> **EXERCISE INSTRUCTIONS**: Copy each line of the listing below word for word, keeping the order unchanged.

** start EXTRACTED ENTRIES **

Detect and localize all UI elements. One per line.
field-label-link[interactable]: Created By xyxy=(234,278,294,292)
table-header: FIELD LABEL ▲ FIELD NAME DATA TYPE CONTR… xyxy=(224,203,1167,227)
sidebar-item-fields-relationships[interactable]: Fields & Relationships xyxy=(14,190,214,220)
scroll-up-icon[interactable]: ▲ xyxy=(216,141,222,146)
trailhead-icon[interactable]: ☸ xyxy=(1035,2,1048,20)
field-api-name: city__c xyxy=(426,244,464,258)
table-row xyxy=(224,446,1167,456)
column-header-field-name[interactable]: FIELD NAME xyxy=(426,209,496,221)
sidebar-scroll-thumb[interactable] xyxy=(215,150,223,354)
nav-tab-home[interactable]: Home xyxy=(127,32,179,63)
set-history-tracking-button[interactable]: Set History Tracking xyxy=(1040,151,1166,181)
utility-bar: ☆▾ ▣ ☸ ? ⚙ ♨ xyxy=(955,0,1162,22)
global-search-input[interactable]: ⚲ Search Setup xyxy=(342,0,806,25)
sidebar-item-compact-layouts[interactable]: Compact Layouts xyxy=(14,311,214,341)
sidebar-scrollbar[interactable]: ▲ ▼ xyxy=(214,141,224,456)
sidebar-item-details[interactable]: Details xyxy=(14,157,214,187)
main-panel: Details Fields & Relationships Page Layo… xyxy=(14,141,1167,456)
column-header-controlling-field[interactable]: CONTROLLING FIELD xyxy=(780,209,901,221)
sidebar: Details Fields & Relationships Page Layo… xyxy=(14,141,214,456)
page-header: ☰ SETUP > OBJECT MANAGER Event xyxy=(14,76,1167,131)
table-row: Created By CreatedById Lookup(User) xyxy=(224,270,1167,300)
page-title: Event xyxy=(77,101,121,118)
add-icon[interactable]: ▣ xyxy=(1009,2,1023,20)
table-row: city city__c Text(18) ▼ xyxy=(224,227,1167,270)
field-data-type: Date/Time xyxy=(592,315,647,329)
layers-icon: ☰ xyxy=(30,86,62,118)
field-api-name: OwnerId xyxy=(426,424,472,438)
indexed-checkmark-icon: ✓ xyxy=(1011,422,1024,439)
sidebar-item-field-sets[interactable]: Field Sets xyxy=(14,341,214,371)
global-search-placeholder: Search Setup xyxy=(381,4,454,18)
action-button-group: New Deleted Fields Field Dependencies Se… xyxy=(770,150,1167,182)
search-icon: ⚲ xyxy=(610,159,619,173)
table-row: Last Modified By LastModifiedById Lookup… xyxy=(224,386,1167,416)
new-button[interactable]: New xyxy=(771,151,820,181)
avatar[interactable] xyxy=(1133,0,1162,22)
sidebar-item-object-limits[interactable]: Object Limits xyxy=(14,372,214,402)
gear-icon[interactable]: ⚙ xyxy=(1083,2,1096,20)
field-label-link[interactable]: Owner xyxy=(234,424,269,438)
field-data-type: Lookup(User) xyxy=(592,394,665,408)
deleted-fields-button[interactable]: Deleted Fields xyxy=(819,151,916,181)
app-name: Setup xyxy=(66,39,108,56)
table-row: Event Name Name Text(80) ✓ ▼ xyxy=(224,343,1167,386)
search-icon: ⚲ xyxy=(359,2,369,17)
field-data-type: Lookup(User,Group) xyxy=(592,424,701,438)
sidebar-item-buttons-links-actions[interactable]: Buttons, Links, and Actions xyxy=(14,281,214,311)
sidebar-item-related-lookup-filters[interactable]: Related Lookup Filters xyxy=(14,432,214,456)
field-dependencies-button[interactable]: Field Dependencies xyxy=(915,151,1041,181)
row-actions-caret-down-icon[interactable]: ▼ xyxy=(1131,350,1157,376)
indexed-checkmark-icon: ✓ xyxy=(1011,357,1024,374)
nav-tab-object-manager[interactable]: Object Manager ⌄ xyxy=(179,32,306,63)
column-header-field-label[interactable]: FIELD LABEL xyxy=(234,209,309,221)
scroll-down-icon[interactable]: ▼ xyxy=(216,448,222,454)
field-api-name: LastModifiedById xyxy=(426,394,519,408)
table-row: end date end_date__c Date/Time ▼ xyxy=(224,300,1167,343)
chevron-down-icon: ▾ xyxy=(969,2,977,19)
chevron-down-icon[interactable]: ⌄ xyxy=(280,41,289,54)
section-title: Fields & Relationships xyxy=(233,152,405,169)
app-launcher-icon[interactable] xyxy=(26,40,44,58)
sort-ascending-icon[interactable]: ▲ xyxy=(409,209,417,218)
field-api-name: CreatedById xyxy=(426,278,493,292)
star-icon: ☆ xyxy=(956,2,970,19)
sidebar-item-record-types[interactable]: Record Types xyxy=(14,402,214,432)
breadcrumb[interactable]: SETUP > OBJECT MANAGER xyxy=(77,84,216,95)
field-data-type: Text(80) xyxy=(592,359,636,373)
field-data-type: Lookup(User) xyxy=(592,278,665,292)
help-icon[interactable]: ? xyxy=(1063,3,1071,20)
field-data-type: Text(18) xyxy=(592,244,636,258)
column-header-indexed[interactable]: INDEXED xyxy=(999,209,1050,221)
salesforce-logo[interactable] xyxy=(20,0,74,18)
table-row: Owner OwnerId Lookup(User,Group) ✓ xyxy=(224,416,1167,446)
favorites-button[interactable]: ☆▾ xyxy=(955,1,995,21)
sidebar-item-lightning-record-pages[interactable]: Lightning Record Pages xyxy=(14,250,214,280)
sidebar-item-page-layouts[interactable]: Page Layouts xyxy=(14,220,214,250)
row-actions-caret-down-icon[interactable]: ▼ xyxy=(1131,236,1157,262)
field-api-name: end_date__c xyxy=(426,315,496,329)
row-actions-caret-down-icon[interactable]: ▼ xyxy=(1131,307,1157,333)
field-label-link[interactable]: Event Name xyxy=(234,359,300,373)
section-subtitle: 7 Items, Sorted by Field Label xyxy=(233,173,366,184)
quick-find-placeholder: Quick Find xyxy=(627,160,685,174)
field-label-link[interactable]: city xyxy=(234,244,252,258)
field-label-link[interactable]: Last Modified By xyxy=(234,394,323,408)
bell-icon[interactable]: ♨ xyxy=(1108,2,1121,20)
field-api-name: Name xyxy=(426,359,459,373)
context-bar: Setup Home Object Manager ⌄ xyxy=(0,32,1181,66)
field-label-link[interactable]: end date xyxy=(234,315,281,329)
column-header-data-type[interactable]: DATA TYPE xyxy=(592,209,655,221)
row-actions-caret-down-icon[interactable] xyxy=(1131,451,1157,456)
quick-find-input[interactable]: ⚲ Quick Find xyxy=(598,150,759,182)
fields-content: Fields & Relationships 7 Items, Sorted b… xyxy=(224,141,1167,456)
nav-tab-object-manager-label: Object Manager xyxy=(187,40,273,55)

** end EXTRACTED ENTRIES **

> **RESULT BELOW**:
Detect and localize all UI elements. One per line.
field-label-link[interactable]: Created By xyxy=(234,278,294,292)
table-header: FIELD LABEL ▲ FIELD NAME DATA TYPE CONTR… xyxy=(224,203,1167,227)
sidebar-item-fields-relationships[interactable]: Fields & Relationships xyxy=(14,190,214,220)
scroll-up-icon[interactable]: ▲ xyxy=(216,141,222,146)
trailhead-icon[interactable]: ☸ xyxy=(1035,2,1048,20)
field-api-name: city__c xyxy=(426,244,464,258)
table-row xyxy=(224,446,1167,456)
column-header-field-name[interactable]: FIELD NAME xyxy=(426,209,496,221)
sidebar-scroll-thumb[interactable] xyxy=(215,150,223,354)
nav-tab-home[interactable]: Home xyxy=(127,32,179,63)
set-history-tracking-button[interactable]: Set History Tracking xyxy=(1040,151,1166,181)
utility-bar: ☆▾ ▣ ☸ ? ⚙ ♨ xyxy=(955,0,1162,22)
global-search-input[interactable]: ⚲ Search Setup xyxy=(342,0,806,25)
sidebar-item-compact-layouts[interactable]: Compact Layouts xyxy=(14,311,214,341)
sidebar-scrollbar[interactable]: ▲ ▼ xyxy=(214,141,224,456)
sidebar-item-details[interactable]: Details xyxy=(14,157,214,187)
main-panel: Details Fields & Relationships Page Layo… xyxy=(14,141,1167,456)
column-header-controlling-field[interactable]: CONTROLLING FIELD xyxy=(780,209,901,221)
sidebar: Details Fields & Relationships Page Layo… xyxy=(14,141,214,456)
page-header: ☰ SETUP > OBJECT MANAGER Event xyxy=(14,76,1167,131)
table-row: Created By CreatedById Lookup(User) xyxy=(224,270,1167,300)
page-title: Event xyxy=(77,101,121,118)
add-icon[interactable]: ▣ xyxy=(1009,2,1023,20)
table-row: city city__c Text(18) ▼ xyxy=(224,227,1167,270)
field-data-type: Date/Time xyxy=(592,315,647,329)
layers-icon: ☰ xyxy=(30,86,62,118)
field-api-name: OwnerId xyxy=(426,424,472,438)
indexed-checkmark-icon: ✓ xyxy=(1011,422,1024,439)
sidebar-item-field-sets[interactable]: Field Sets xyxy=(14,341,214,371)
global-search-placeholder: Search Setup xyxy=(381,4,454,18)
action-button-group: New Deleted Fields Field Dependencies Se… xyxy=(770,150,1167,182)
search-icon: ⚲ xyxy=(610,159,619,173)
table-row: Last Modified By LastModifiedById Lookup… xyxy=(224,386,1167,416)
new-button[interactable]: New xyxy=(771,151,820,181)
avatar[interactable] xyxy=(1133,0,1162,22)
sidebar-item-object-limits[interactable]: Object Limits xyxy=(14,372,214,402)
gear-icon[interactable]: ⚙ xyxy=(1083,2,1096,20)
field-label-link[interactable]: Owner xyxy=(234,424,269,438)
field-data-type: Lookup(User) xyxy=(592,394,665,408)
deleted-fields-button[interactable]: Deleted Fields xyxy=(819,151,916,181)
app-name: Setup xyxy=(66,39,108,56)
table-row: Event Name Name Text(80) ✓ ▼ xyxy=(224,343,1167,386)
search-icon: ⚲ xyxy=(359,2,369,17)
field-data-type: Lookup(User,Group) xyxy=(592,424,701,438)
sidebar-item-buttons-links-actions[interactable]: Buttons, Links, and Actions xyxy=(14,281,214,311)
sidebar-item-related-lookup-filters[interactable]: Related Lookup Filters xyxy=(14,432,214,456)
field-dependencies-button[interactable]: Field Dependencies xyxy=(915,151,1041,181)
row-actions-caret-down-icon[interactable]: ▼ xyxy=(1131,350,1157,376)
indexed-checkmark-icon: ✓ xyxy=(1011,357,1024,374)
nav-tab-object-manager[interactable]: Object Manager ⌄ xyxy=(179,32,306,63)
column-header-field-label[interactable]: FIELD LABEL xyxy=(234,209,309,221)
scroll-down-icon[interactable]: ▼ xyxy=(216,448,222,454)
field-api-name: LastModifiedById xyxy=(426,394,519,408)
table-row: end date end_date__c Date/Time ▼ xyxy=(224,300,1167,343)
chevron-down-icon: ▾ xyxy=(969,2,977,19)
chevron-down-icon[interactable]: ⌄ xyxy=(280,41,289,54)
section-title: Fields & Relationships xyxy=(233,152,405,169)
app-launcher-icon[interactable] xyxy=(26,40,44,58)
sort-ascending-icon[interactable]: ▲ xyxy=(409,209,417,218)
field-api-name: CreatedById xyxy=(426,278,493,292)
star-icon: ☆ xyxy=(956,2,970,19)
sidebar-item-record-types[interactable]: Record Types xyxy=(14,402,214,432)
breadcrumb[interactable]: SETUP > OBJECT MANAGER xyxy=(77,84,216,95)
field-data-type: Text(80) xyxy=(592,359,636,373)
field-data-type: Lookup(User) xyxy=(592,278,665,292)
help-icon[interactable]: ? xyxy=(1063,3,1071,20)
field-data-type: Text(18) xyxy=(592,244,636,258)
column-header-indexed[interactable]: INDEXED xyxy=(999,209,1050,221)
salesforce-logo[interactable] xyxy=(20,0,74,18)
table-row: Owner OwnerId Lookup(User,Group) ✓ xyxy=(224,416,1167,446)
favorites-button[interactable]: ☆▾ xyxy=(955,1,995,21)
sidebar-item-lightning-record-pages[interactable]: Lightning Record Pages xyxy=(14,250,214,280)
sidebar-item-page-layouts[interactable]: Page Layouts xyxy=(14,220,214,250)
row-actions-caret-down-icon[interactable]: ▼ xyxy=(1131,236,1157,262)
field-api-name: end_date__c xyxy=(426,315,496,329)
row-actions-caret-down-icon[interactable]: ▼ xyxy=(1131,307,1157,333)
field-label-link[interactable]: Event Name xyxy=(234,359,300,373)
section-subtitle: 7 Items, Sorted by Field Label xyxy=(233,173,366,184)
quick-find-placeholder: Quick Find xyxy=(627,160,685,174)
field-label-link[interactable]: city xyxy=(234,244,252,258)
field-label-link[interactable]: Last Modified By xyxy=(234,394,323,408)
bell-icon[interactable]: ♨ xyxy=(1108,2,1121,20)
field-api-name: Name xyxy=(426,359,459,373)
context-bar: Setup Home Object Manager ⌄ xyxy=(0,32,1181,66)
field-label-link[interactable]: end date xyxy=(234,315,281,329)
column-header-data-type[interactable]: DATA TYPE xyxy=(592,209,655,221)
row-actions-caret-down-icon[interactable] xyxy=(1131,451,1157,456)
quick-find-input[interactable]: ⚲ Quick Find xyxy=(598,150,759,182)
fields-content: Fields & Relationships 7 Items, Sorted b… xyxy=(224,141,1167,456)
nav-tab-object-manager-label: Object Manager xyxy=(187,40,273,55)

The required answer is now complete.